Objective: In the material below, identify each line bearing the word "září". Reproduce those lines.

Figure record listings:
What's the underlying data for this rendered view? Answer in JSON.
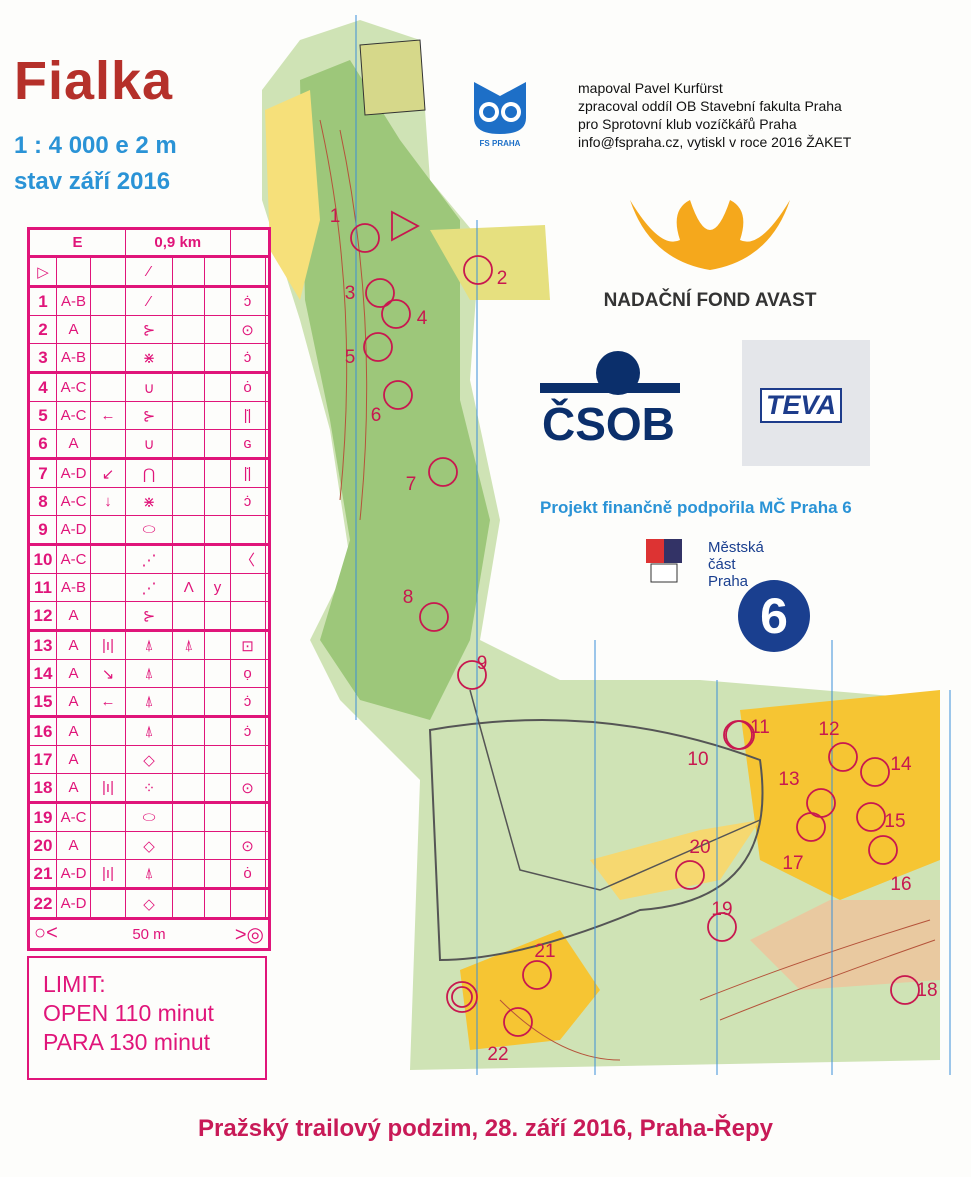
{
  "map": {
    "title": "Fialka",
    "scale": "1 : 4 000  e 2 m",
    "state": "stav září 2016",
    "footer": "Pražský trailový podzim, 28. září 2016, Praha-Řepy",
    "colors": {
      "control": "#c8184f",
      "description": "#e0157a",
      "title": "#b5302a",
      "blue_text": "#2a93d6",
      "open_land": "#f6c533",
      "forest_green": "#9dc77a",
      "contours": "#b5533a"
    }
  },
  "credits": [
    "mapoval Pavel Kurfürst",
    "zpracoval oddíl OB Stavební fakulta Praha",
    "pro Sprotovní klub vozíčkářů Praha",
    "info@fspraha.cz, vytiskl v roce 2016 ŽAKET"
  ],
  "logos": {
    "fs": "FS PRAHA",
    "avast": "NADAČNÍ FOND AVAST",
    "csob": "ČSOB",
    "teva": "TEVA",
    "praha6_text": [
      "Městská",
      "část",
      "Praha"
    ],
    "praha6_number": "6"
  },
  "project": "Projekt finančně podpořila MČ Praha 6",
  "description": {
    "class": "E",
    "length": "0,9 km",
    "start_symbol": "▷",
    "start_feature": "⁄",
    "rows": [
      [
        "1",
        "A-B",
        "",
        "⁄",
        "",
        "",
        "ɔ̇"
      ],
      [
        "2",
        "A",
        "",
        "⊱",
        "",
        "",
        "⊙"
      ],
      [
        "3",
        "A-B",
        "",
        "⋇",
        "",
        "",
        "ɔ̇"
      ],
      [
        "4",
        "A-C",
        "",
        "∪",
        "",
        "",
        "ȯ"
      ],
      [
        "5",
        "A-C",
        "←",
        "⊱",
        "",
        "",
        "|̇|"
      ],
      [
        "6",
        "A",
        "",
        "∪",
        "",
        "",
        "ɢ"
      ],
      [
        "7",
        "A-D",
        "↙",
        "⋂",
        "",
        "",
        "|̇|"
      ],
      [
        "8",
        "A-C",
        "↓",
        "⋇",
        "",
        "",
        "ɔ̇"
      ],
      [
        "9",
        "A-D",
        "",
        "⬭",
        "",
        "",
        ""
      ],
      [
        "10",
        "A-C",
        "",
        "⋰",
        "",
        "",
        "〈"
      ],
      [
        "11",
        "A-B",
        "",
        "⋰",
        "Λ",
        "y",
        ""
      ],
      [
        "12",
        "A",
        "",
        "⊱",
        "",
        "",
        ""
      ],
      [
        "13",
        "A",
        "|ı|",
        "⍋",
        "⍋",
        "",
        "⊡"
      ],
      [
        "14",
        "A",
        "↘",
        "⍋",
        "",
        "",
        "ọ"
      ],
      [
        "15",
        "A",
        "←",
        "⍋",
        "",
        "",
        "ɔ̇"
      ],
      [
        "16",
        "A",
        "",
        "⍋",
        "",
        "",
        "ɔ̇"
      ],
      [
        "17",
        "A",
        "",
        "◇",
        "",
        "",
        ""
      ],
      [
        "18",
        "A",
        "|ı|",
        "⁘",
        "",
        "",
        "⊙"
      ],
      [
        "19",
        "A-C",
        "",
        "⬭",
        "",
        "",
        ""
      ],
      [
        "20",
        "A",
        "",
        "◇",
        "",
        "",
        "⊙"
      ],
      [
        "21",
        "A-D",
        "|ı|",
        "⍋",
        "",
        "",
        "ȯ"
      ],
      [
        "22",
        "A-D",
        "",
        "◇",
        "",
        "",
        ""
      ]
    ],
    "finish": "50 m"
  },
  "limit": {
    "title": "LIMIT:",
    "open": "OPEN 110 minut",
    "para": "PARA  130 minut"
  },
  "controls": [
    "1",
    "2",
    "3",
    "4",
    "5",
    "6",
    "7",
    "8",
    "9",
    "10",
    "11",
    "12",
    "13",
    "14",
    "15",
    "16",
    "17",
    "18",
    "19",
    "20",
    "21",
    "22"
  ]
}
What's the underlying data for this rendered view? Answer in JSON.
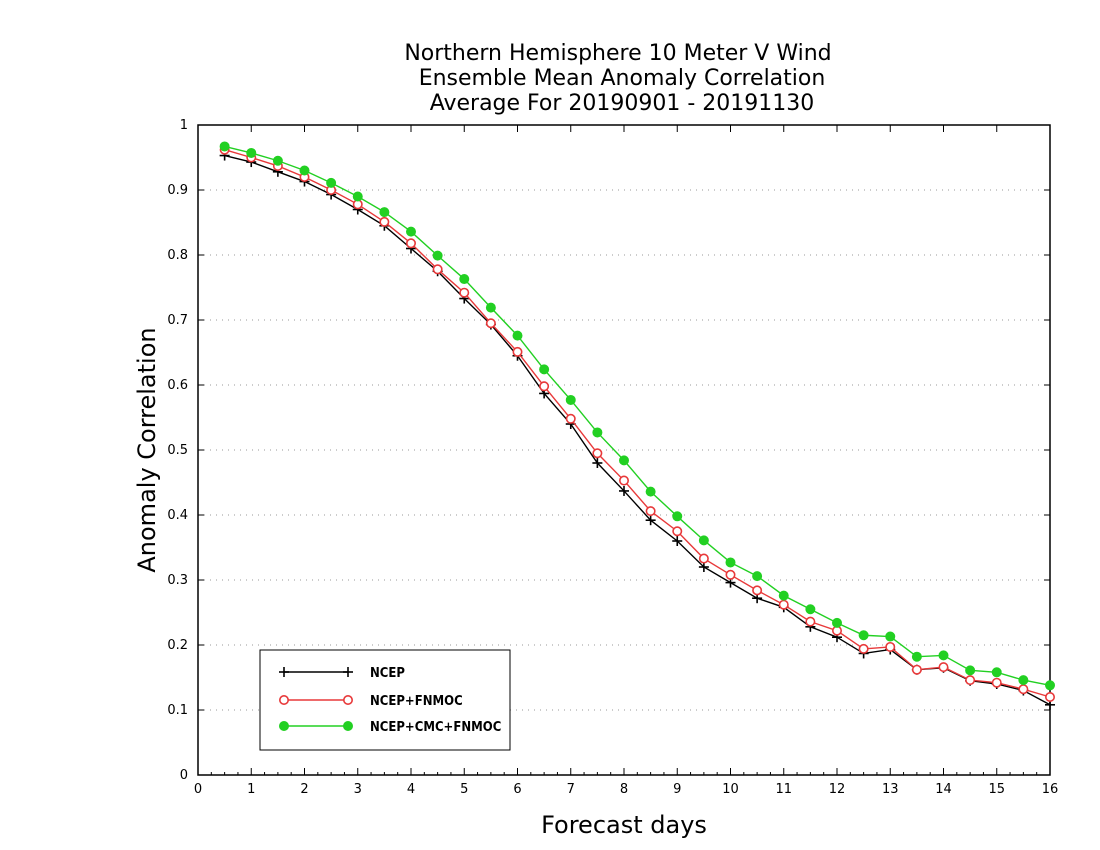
{
  "chart_data": {
    "type": "line",
    "title_lines": [
      "Northern Hemisphere 10 Meter V Wind",
      "Ensemble Mean Anomaly Correlation",
      "Average For 20190901 - 20191130"
    ],
    "xlabel": "Forecast days",
    "ylabel": "Anomaly Correlation",
    "xlim": [
      0,
      16
    ],
    "ylim": [
      0,
      1
    ],
    "xticks": [
      0,
      1,
      2,
      3,
      4,
      5,
      6,
      7,
      8,
      9,
      10,
      11,
      12,
      13,
      14,
      15,
      16
    ],
    "yticks": [
      0,
      0.1,
      0.2,
      0.3,
      0.4,
      0.5,
      0.6,
      0.7,
      0.8,
      0.9,
      1
    ],
    "ytick_labels": [
      "0",
      "0.1",
      "0.2",
      "0.3",
      "0.4",
      "0.5",
      "0.6",
      "0.7",
      "0.8",
      "0.9",
      "1"
    ],
    "grid": true,
    "legend_position": "bottom-left",
    "x": [
      0.5,
      1.0,
      1.5,
      2.0,
      2.5,
      3.0,
      3.5,
      4.0,
      4.5,
      5.0,
      5.5,
      6.0,
      6.5,
      7.0,
      7.5,
      8.0,
      8.5,
      9.0,
      9.5,
      10.0,
      10.5,
      11.0,
      11.5,
      12.0,
      12.5,
      13.0,
      13.5,
      14.0,
      14.5,
      15.0,
      15.5,
      16.0
    ],
    "series": [
      {
        "name": "NCEP",
        "color": "#000000",
        "marker": "plus",
        "values": [
          0.953,
          0.943,
          0.928,
          0.913,
          0.893,
          0.87,
          0.845,
          0.81,
          0.775,
          0.733,
          0.693,
          0.645,
          0.587,
          0.54,
          0.48,
          0.437,
          0.392,
          0.36,
          0.32,
          0.296,
          0.272,
          0.258,
          0.228,
          0.212,
          0.187,
          0.193,
          0.162,
          0.165,
          0.145,
          0.14,
          0.13,
          0.108
        ]
      },
      {
        "name": "NCEP+FNMOC",
        "color": "#e8393a",
        "marker": "open-circle",
        "values": [
          0.962,
          0.95,
          0.937,
          0.92,
          0.9,
          0.878,
          0.851,
          0.818,
          0.778,
          0.742,
          0.695,
          0.651,
          0.598,
          0.548,
          0.495,
          0.453,
          0.406,
          0.375,
          0.333,
          0.308,
          0.284,
          0.262,
          0.236,
          0.222,
          0.194,
          0.197,
          0.162,
          0.166,
          0.146,
          0.142,
          0.132,
          0.12
        ]
      },
      {
        "name": "NCEP+CMC+FNMOC",
        "color": "#22d022",
        "marker": "filled-circle",
        "values": [
          0.967,
          0.957,
          0.945,
          0.93,
          0.911,
          0.89,
          0.866,
          0.836,
          0.799,
          0.763,
          0.719,
          0.676,
          0.624,
          0.577,
          0.527,
          0.484,
          0.436,
          0.398,
          0.361,
          0.327,
          0.306,
          0.276,
          0.255,
          0.234,
          0.215,
          0.213,
          0.182,
          0.184,
          0.161,
          0.158,
          0.146,
          0.138
        ]
      }
    ]
  }
}
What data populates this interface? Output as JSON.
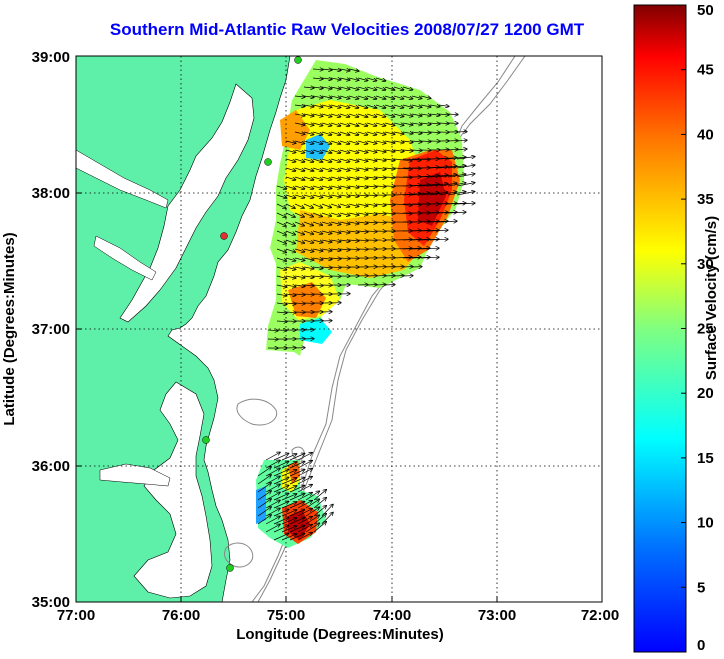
{
  "title": "Southern Mid-Atlantic Raw Velocities 2008/07/27 1200 GMT",
  "map": {
    "xlabel": "Longitude (Degrees:Minutes)",
    "ylabel": "Latitude (Degrees:Minutes)",
    "x_ticks": [
      "77:00",
      "76:00",
      "75:00",
      "74:00",
      "73:00",
      "72:00"
    ],
    "y_ticks": [
      "35:00",
      "36:00",
      "37:00",
      "38:00",
      "39:00"
    ],
    "x_range_deg": [
      -77,
      -72
    ],
    "y_range_deg": [
      35,
      39
    ],
    "land_color": "#5ef0a8",
    "grid": "dotted"
  },
  "colorbar": {
    "label": "Surface Velocity (cm/s)",
    "ticks": [
      "0",
      "5",
      "10",
      "15",
      "20",
      "25",
      "30",
      "35",
      "40",
      "45",
      "50"
    ],
    "range": [
      0,
      50
    ],
    "colormap": "jet"
  }
}
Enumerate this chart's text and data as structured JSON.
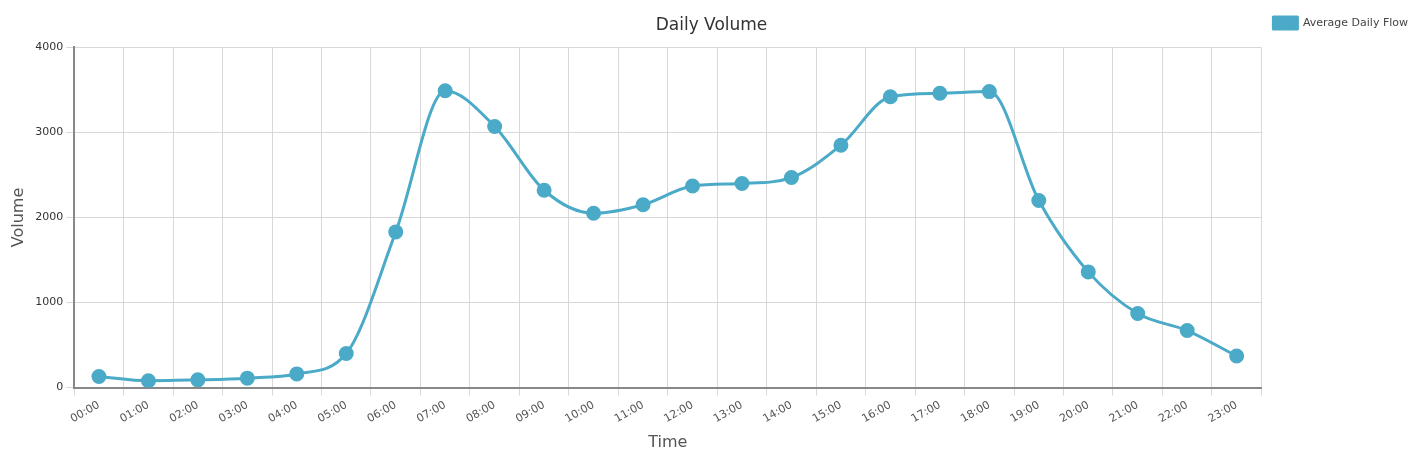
{
  "chart_data": {
    "type": "line",
    "title": "Daily Volume",
    "xlabel": "Time",
    "ylabel": "Volume",
    "categories": [
      "00:00",
      "01:00",
      "02:00",
      "03:00",
      "04:00",
      "05:00",
      "06:00",
      "07:00",
      "08:00",
      "09:00",
      "10:00",
      "11:00",
      "12:00",
      "13:00",
      "14:00",
      "15:00",
      "16:00",
      "17:00",
      "18:00",
      "19:00",
      "20:00",
      "21:00",
      "22:00",
      "23:00"
    ],
    "series": [
      {
        "name": "Average Daily Flow",
        "color": "#4aaac8",
        "values": [
          130,
          80,
          90,
          110,
          160,
          400,
          1830,
          3490,
          3070,
          2320,
          2050,
          2150,
          2370,
          2400,
          2470,
          2850,
          3420,
          3460,
          3480,
          2200,
          1360,
          870,
          670,
          370
        ]
      }
    ],
    "ylim": [
      0,
      4000
    ],
    "yticks": [
      0,
      1000,
      2000,
      3000,
      4000
    ],
    "grid": true,
    "legend": "top right",
    "marker": "circle",
    "line_style": "solid"
  }
}
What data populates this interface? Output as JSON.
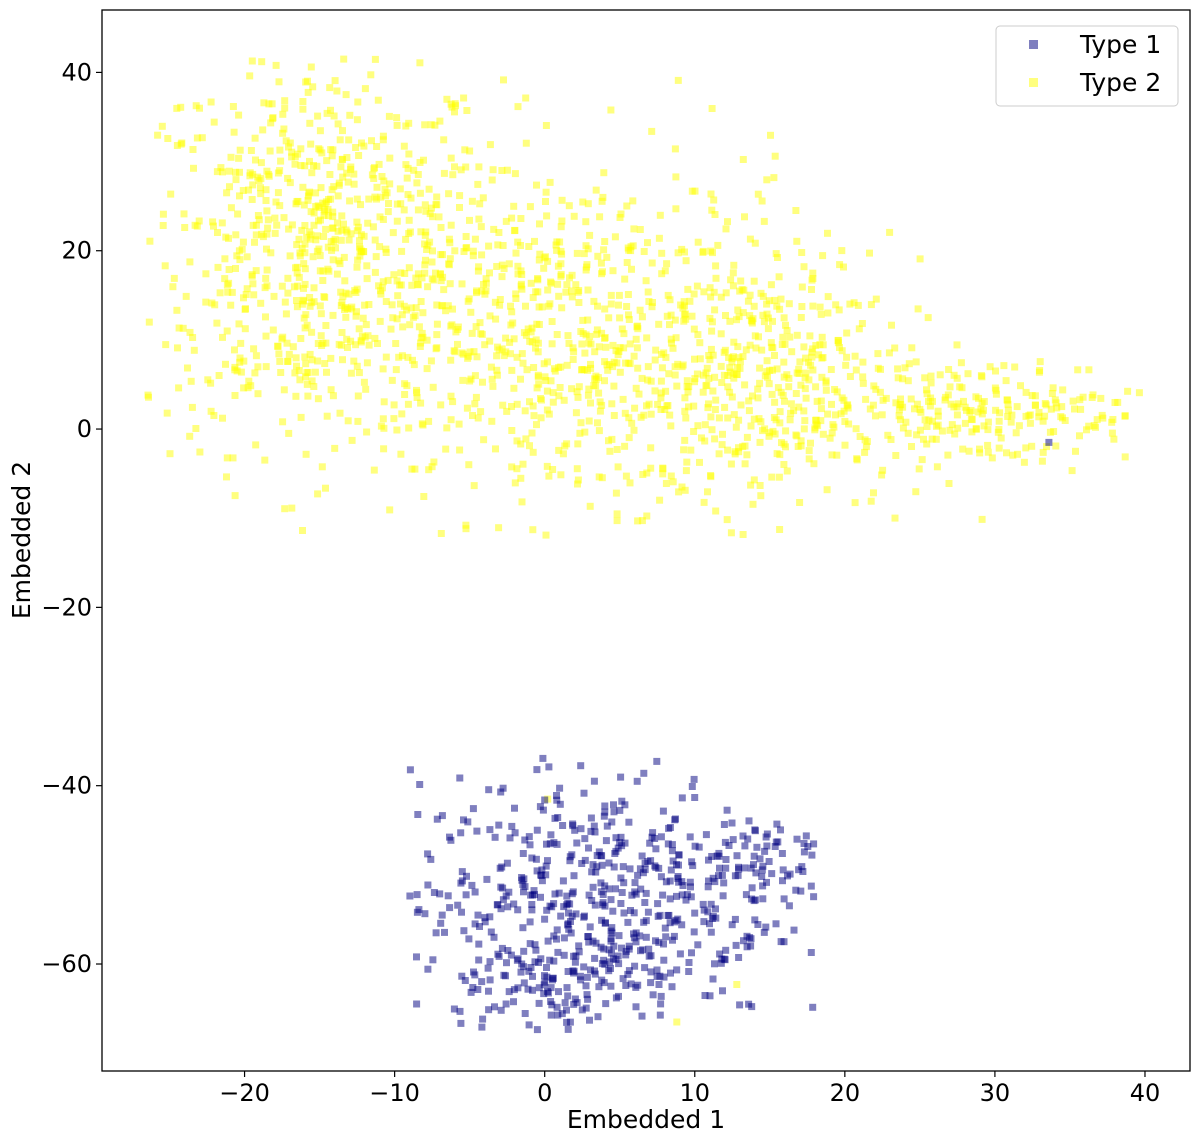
{
  "chart_data": {
    "type": "scatter",
    "title": "",
    "xlabel": "Embedded 1",
    "ylabel": "Embedded 2",
    "xlim": [
      -29.5,
      43
    ],
    "ylim": [
      -72,
      47
    ],
    "xticks": [
      -20,
      -10,
      0,
      10,
      20,
      30,
      40
    ],
    "yticks": [
      -60,
      -40,
      -20,
      0,
      20,
      40
    ],
    "xtick_labels": [
      "−20",
      "−10",
      "0",
      "10",
      "20",
      "30",
      "40"
    ],
    "ytick_labels": [
      "−60",
      "−40",
      "−20",
      "0",
      "20",
      "40"
    ],
    "grid": false,
    "legend": {
      "position": "top-right",
      "entries": [
        "Type 1",
        "Type 2"
      ]
    },
    "marker": "square",
    "alpha": 0.5,
    "series": [
      {
        "name": "Type 1",
        "color": "#00007f",
        "clusters": [
          {
            "cx": 3.5,
            "cy": -53,
            "sx": 6,
            "sy": 7,
            "n": 520
          },
          {
            "cx": 14.5,
            "cy": -48,
            "sx": 2.5,
            "sy": 2.5,
            "n": 60
          },
          {
            "cx": 0,
            "cy": -63,
            "sx": 3,
            "sy": 2.5,
            "n": 70
          }
        ],
        "range": {
          "x": [
            -9,
            18
          ],
          "y": [
            -67.5,
            -36.5
          ]
        },
        "outliers": [
          [
            33.6,
            -1.5
          ]
        ]
      },
      {
        "name": "Type 2",
        "color": "#ffff00",
        "clusters": [
          {
            "cx": -15,
            "cy": 20,
            "sx": 6,
            "sy": 11,
            "n": 700
          },
          {
            "cx": 2,
            "cy": 10,
            "sx": 8,
            "sy": 10,
            "n": 700
          },
          {
            "cx": 15,
            "cy": 5,
            "sx": 5,
            "sy": 7,
            "n": 350
          },
          {
            "cx": 30,
            "cy": 2,
            "sx": 5,
            "sy": 3,
            "n": 200
          }
        ],
        "range": {
          "x": [
            -26.5,
            40
          ],
          "y": [
            -12,
            42
          ]
        },
        "outliers": [
          [
            0.2,
            -41.5
          ],
          [
            12.8,
            -62.3
          ],
          [
            8.8,
            -66.5
          ]
        ]
      }
    ]
  }
}
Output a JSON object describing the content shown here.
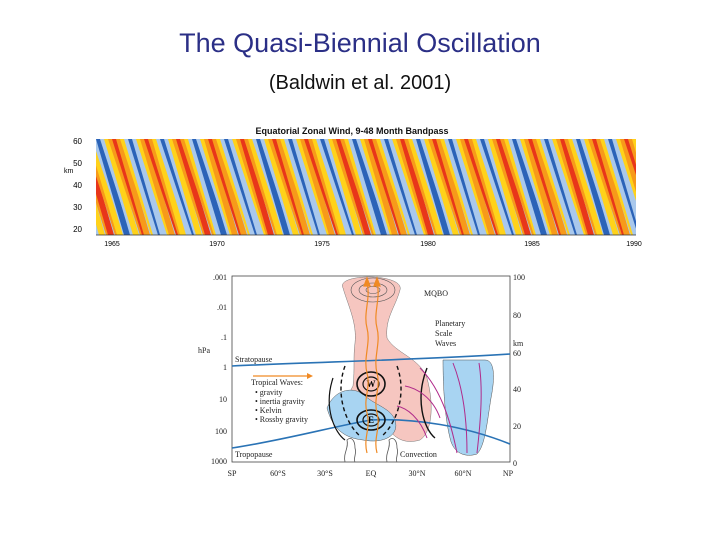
{
  "slide": {
    "title": "The Quasi-Biennial Oscillation",
    "subtitle": "(Baldwin et al. 2001)"
  },
  "figure_top": {
    "title": "Equatorial Zonal Wind, 9-48 Month Bandpass",
    "y_unit": "km",
    "y_ticks": [
      "60",
      "50",
      "40",
      "30",
      "20"
    ],
    "x_ticks": [
      "1965",
      "1970",
      "1975",
      "1980",
      "1985",
      "1990"
    ],
    "colors": {
      "east": "#2b63b8",
      "west": "#e8361a",
      "mid": "#ffd21a",
      "light": "#a9c8ec",
      "orange": "#f79a1a"
    }
  },
  "figure_bottom": {
    "left_axis_unit": "hPa",
    "left_ticks": [
      ".001",
      ".01",
      ".1",
      "1",
      "10",
      "100",
      "1000"
    ],
    "right_axis_unit": "km",
    "right_ticks": [
      "100",
      "80",
      "60",
      "40",
      "20",
      "0"
    ],
    "x_ticks": [
      "SP",
      "60°S",
      "30°S",
      "EQ",
      "30°N",
      "60°N",
      "NP"
    ],
    "labels": {
      "mqbo": "MQBO",
      "planetary": [
        "Planetary",
        "Scale",
        "Waves"
      ],
      "stratopause": "Stratopause",
      "tropopause": "Tropopause",
      "tropical_waves": "Tropical Waves:",
      "wave_types": [
        "• gravity",
        "• inertia gravity",
        "• Kelvin",
        "• Rossby gravity"
      ],
      "convection": "Convection",
      "w": "W",
      "e": "E"
    },
    "colors": {
      "pink": "#f6c6c0",
      "blue": "#a8d4f2",
      "line": "#2a73b5",
      "arrow": "#f08a24",
      "purple": "#b02a8a"
    }
  }
}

Written answer:
    "state": "stav září 2016",
    "footer": "Pražský trailový podzim, 28. září 2016, Praha-Řepy",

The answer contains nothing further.